PROBLEM DESCRIPTION: Will you output all of the data below exactly, omitting the images?

PROVIDED MATERIAL:
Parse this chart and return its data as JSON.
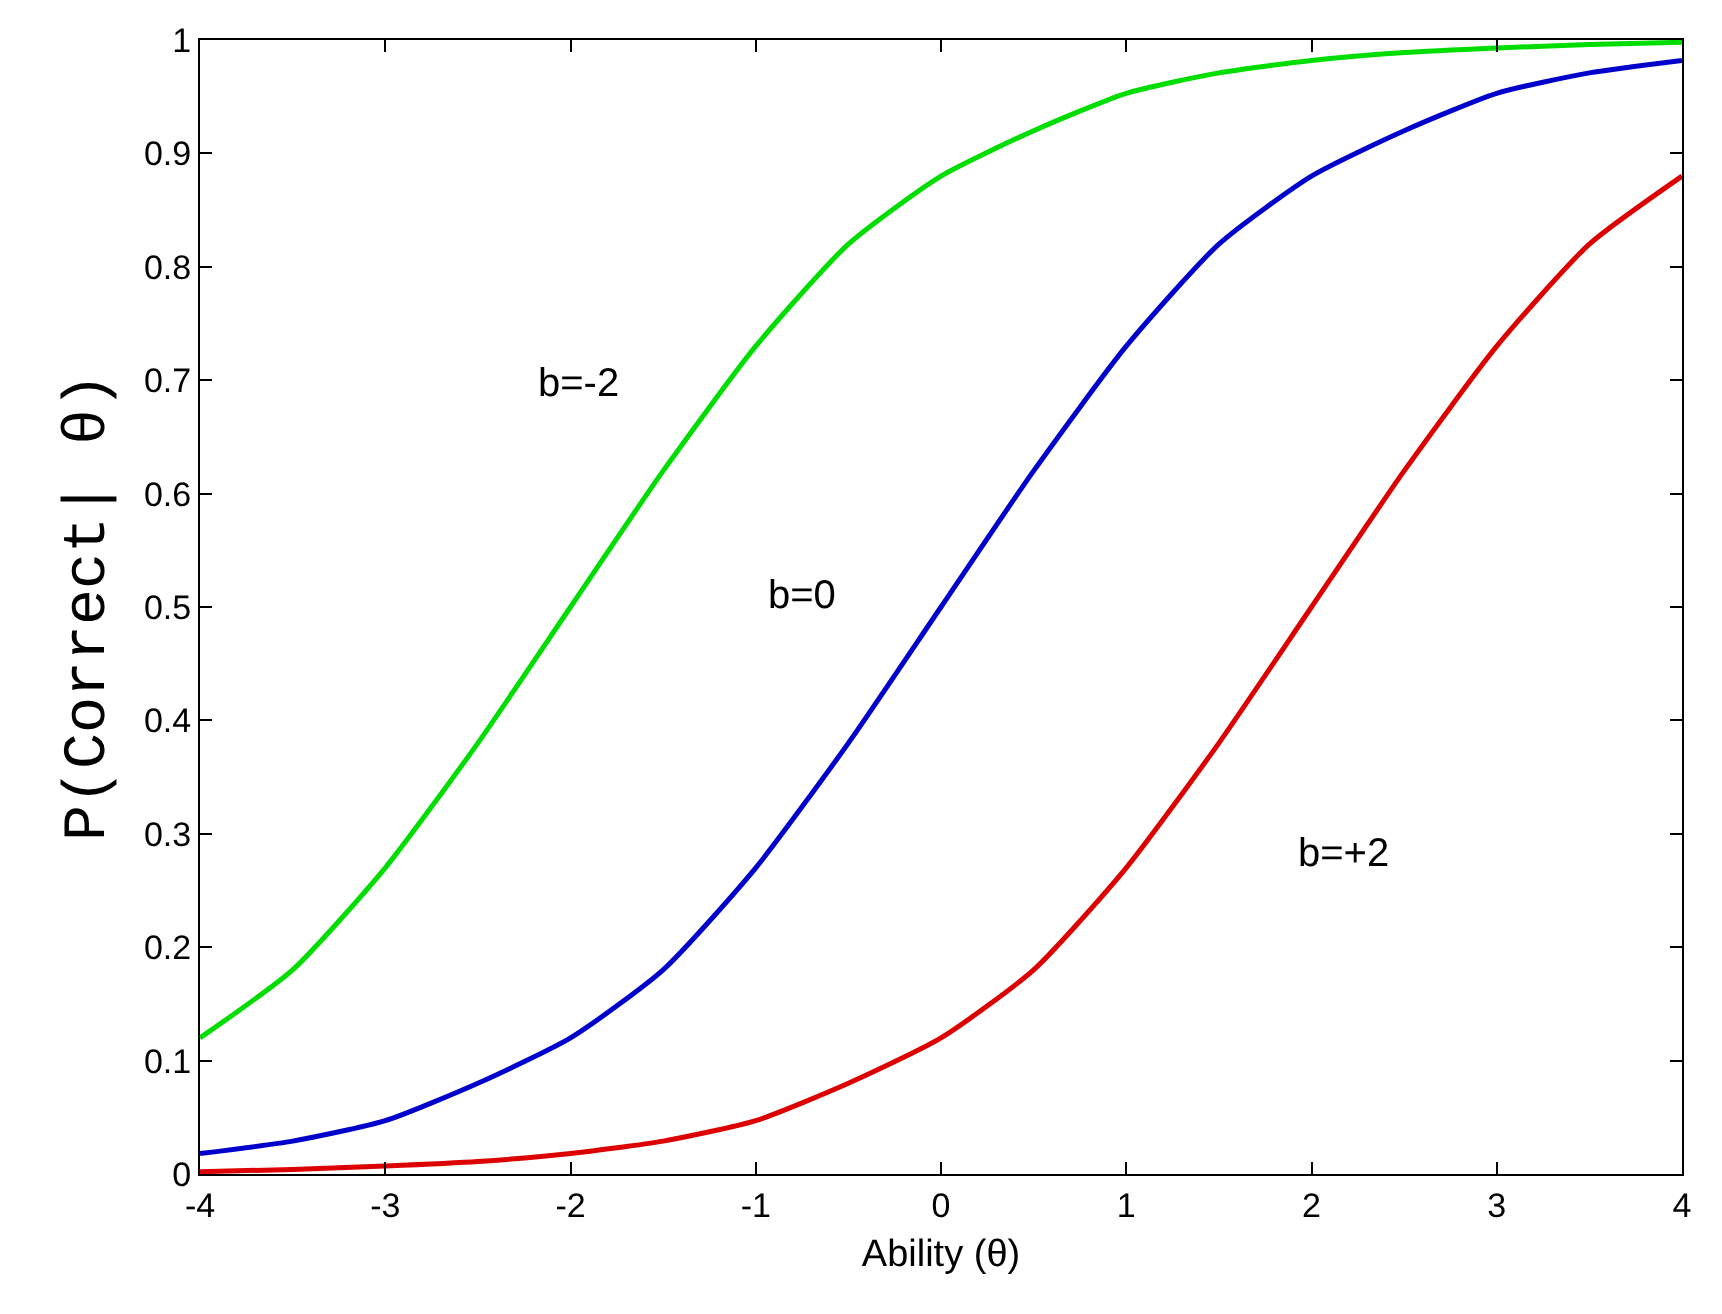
{
  "chart_data": {
    "type": "line",
    "xlabel": "Ability (θ)",
    "ylabel": "P(Correct| θ)",
    "x": [
      -4,
      -3.5,
      -3,
      -2.5,
      -2,
      -1.5,
      -1,
      -0.5,
      0,
      0.5,
      1,
      1.5,
      2,
      2.5,
      3,
      3.5,
      4
    ],
    "series": [
      {
        "color": "#00dd00",
        "values": [
          0.12,
          0.18,
          0.27,
          0.38,
          0.5,
          0.62,
          0.73,
          0.82,
          0.88,
          0.92,
          0.953,
          0.971,
          0.982,
          0.989,
          0.993,
          0.996,
          0.998
        ]
      },
      {
        "color": "#0000cc",
        "values": [
          0.018,
          0.029,
          0.047,
          0.08,
          0.12,
          0.18,
          0.27,
          0.38,
          0.5,
          0.62,
          0.73,
          0.82,
          0.88,
          0.92,
          0.953,
          0.971,
          0.982
        ]
      },
      {
        "color": "#dd0000",
        "values": [
          0.002,
          0.004,
          0.007,
          0.011,
          0.018,
          0.029,
          0.047,
          0.08,
          0.12,
          0.18,
          0.27,
          0.38,
          0.5,
          0.62,
          0.73,
          0.82,
          0.88
        ]
      }
    ],
    "xlim": [
      -4,
      4
    ],
    "xticks": [
      -4,
      -3,
      -2,
      -1,
      0,
      1,
      2,
      3,
      4
    ],
    "ylim": [
      0,
      1
    ],
    "yticks": [
      0,
      0.1,
      0.2,
      0.3,
      0.4,
      0.5,
      0.6,
      0.7,
      0.8,
      0.9,
      1
    ],
    "marker": "none",
    "line_style": "solid",
    "annotations": [
      "b=-2",
      "b=0",
      "b=+2"
    ]
  }
}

OUTPUT:
Parse this chart and return its data as JSON.
{
  "chart_data": {
    "type": "line",
    "xlabel": "Ability (θ)",
    "ylabel": "P(Correct| θ)",
    "x": [
      -4,
      -3.5,
      -3,
      -2.5,
      -2,
      -1.5,
      -1,
      -0.5,
      0,
      0.5,
      1,
      1.5,
      2,
      2.5,
      3,
      3.5,
      4
    ],
    "series": [
      {
        "color": "#00dd00",
        "values": [
          0.12,
          0.18,
          0.27,
          0.38,
          0.5,
          0.62,
          0.73,
          0.82,
          0.88,
          0.92,
          0.953,
          0.971,
          0.982,
          0.989,
          0.993,
          0.996,
          0.998
        ]
      },
      {
        "color": "#0000cc",
        "values": [
          0.018,
          0.029,
          0.047,
          0.08,
          0.12,
          0.18,
          0.27,
          0.38,
          0.5,
          0.62,
          0.73,
          0.82,
          0.88,
          0.92,
          0.953,
          0.971,
          0.982
        ]
      },
      {
        "color": "#dd0000",
        "values": [
          0.002,
          0.004,
          0.007,
          0.011,
          0.018,
          0.029,
          0.047,
          0.08,
          0.12,
          0.18,
          0.27,
          0.38,
          0.5,
          0.62,
          0.73,
          0.82,
          0.88
        ]
      }
    ],
    "xlim": [
      -4,
      4
    ],
    "xticks": [
      -4,
      -3,
      -2,
      -1,
      0,
      1,
      2,
      3,
      4
    ],
    "ylim": [
      0,
      1
    ],
    "yticks": [
      0,
      0.1,
      0.2,
      0.3,
      0.4,
      0.5,
      0.6,
      0.7,
      0.8,
      0.9,
      1
    ],
    "marker": "none",
    "line_style": "solid",
    "annotations": [
      "b=-2",
      "b=0",
      "b=+2"
    ]
  }
}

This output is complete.